◆ Aim of the exercise:
Copy out every line exactly, passing over the pictures.

◆ Given entries:
· · · · · · ·

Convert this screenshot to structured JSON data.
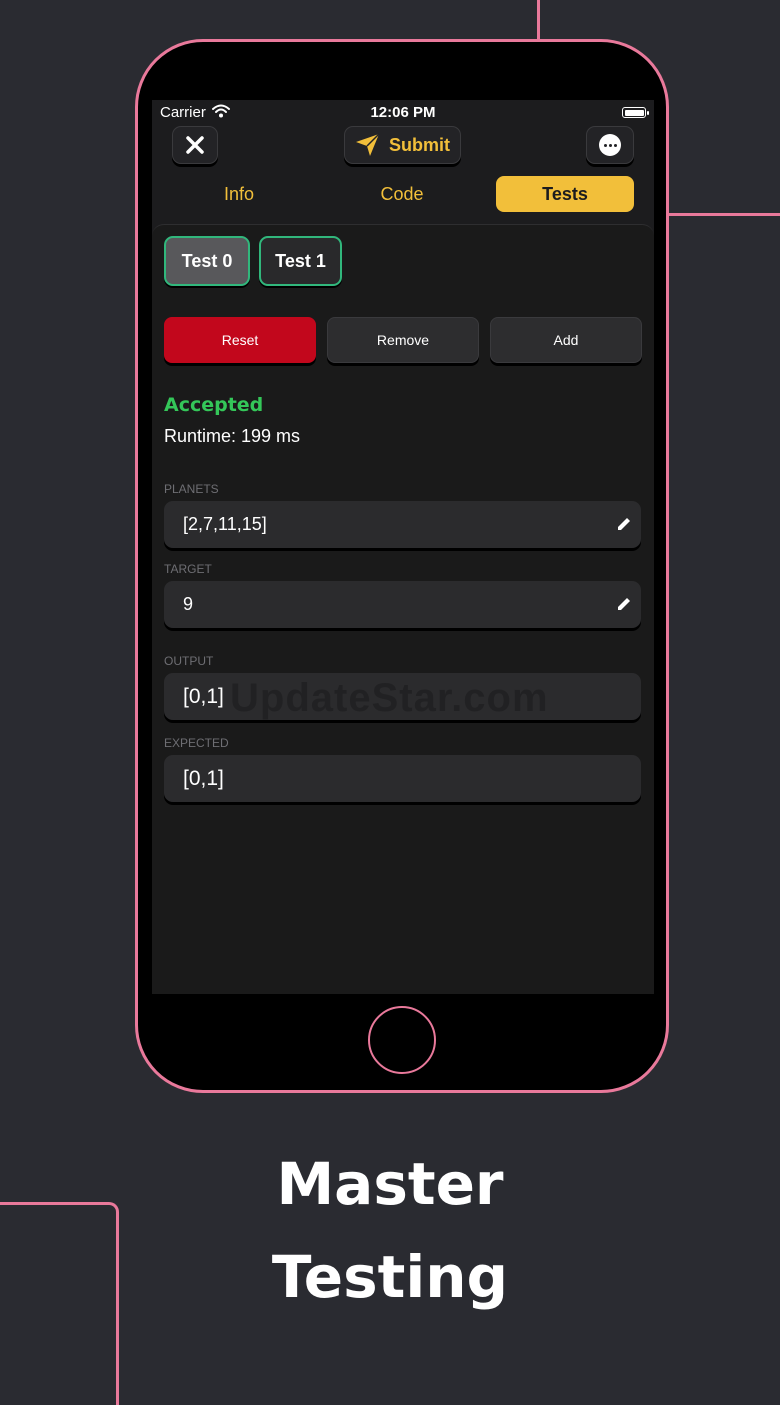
{
  "status_bar": {
    "carrier": "Carrier",
    "time": "12:06 PM"
  },
  "toolbar": {
    "submit_label": "Submit"
  },
  "segments": {
    "info": "Info",
    "code": "Code",
    "tests": "Tests",
    "selected": "Tests"
  },
  "test_tabs": [
    "Test 0",
    "Test 1"
  ],
  "actions": {
    "reset": "Reset",
    "remove": "Remove",
    "add": "Add"
  },
  "result": {
    "status": "Accepted",
    "runtime": "Runtime: 199 ms"
  },
  "fields": {
    "planets": {
      "label": "PLANETS",
      "value": "[2,7,11,15]"
    },
    "target": {
      "label": "TARGET",
      "value": "9"
    },
    "output": {
      "label": "OUTPUT",
      "value": "[0,1]"
    },
    "expected": {
      "label": "EXPECTED",
      "value": "[0,1]"
    }
  },
  "watermark": "UpdateStar.com",
  "caption": {
    "line1": "Master",
    "line2": "Testing"
  },
  "colors": {
    "accent_yellow": "#f2bf3a",
    "accepted_green": "#34c759",
    "reset_red": "#c2071c",
    "test_border": "#31b77c",
    "frame_pink": "#e9799b"
  }
}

· · · · · · ·

◆ Full solution:
Convert this screenshot to structured JSON data.
{
  "status_bar": {
    "carrier": "Carrier",
    "time": "12:06 PM"
  },
  "toolbar": {
    "submit_label": "Submit"
  },
  "segments": {
    "info": "Info",
    "code": "Code",
    "tests": "Tests",
    "selected": "Tests"
  },
  "test_tabs": [
    "Test 0",
    "Test 1"
  ],
  "actions": {
    "reset": "Reset",
    "remove": "Remove",
    "add": "Add"
  },
  "result": {
    "status": "Accepted",
    "runtime": "Runtime: 199 ms"
  },
  "fields": {
    "planets": {
      "label": "PLANETS",
      "value": "[2,7,11,15]"
    },
    "target": {
      "label": "TARGET",
      "value": "9"
    },
    "output": {
      "label": "OUTPUT",
      "value": "[0,1]"
    },
    "expected": {
      "label": "EXPECTED",
      "value": "[0,1]"
    }
  },
  "watermark": "UpdateStar.com",
  "caption": {
    "line1": "Master",
    "line2": "Testing"
  },
  "colors": {
    "accent_yellow": "#f2bf3a",
    "accepted_green": "#34c759",
    "reset_red": "#c2071c",
    "test_border": "#31b77c",
    "frame_pink": "#e9799b"
  }
}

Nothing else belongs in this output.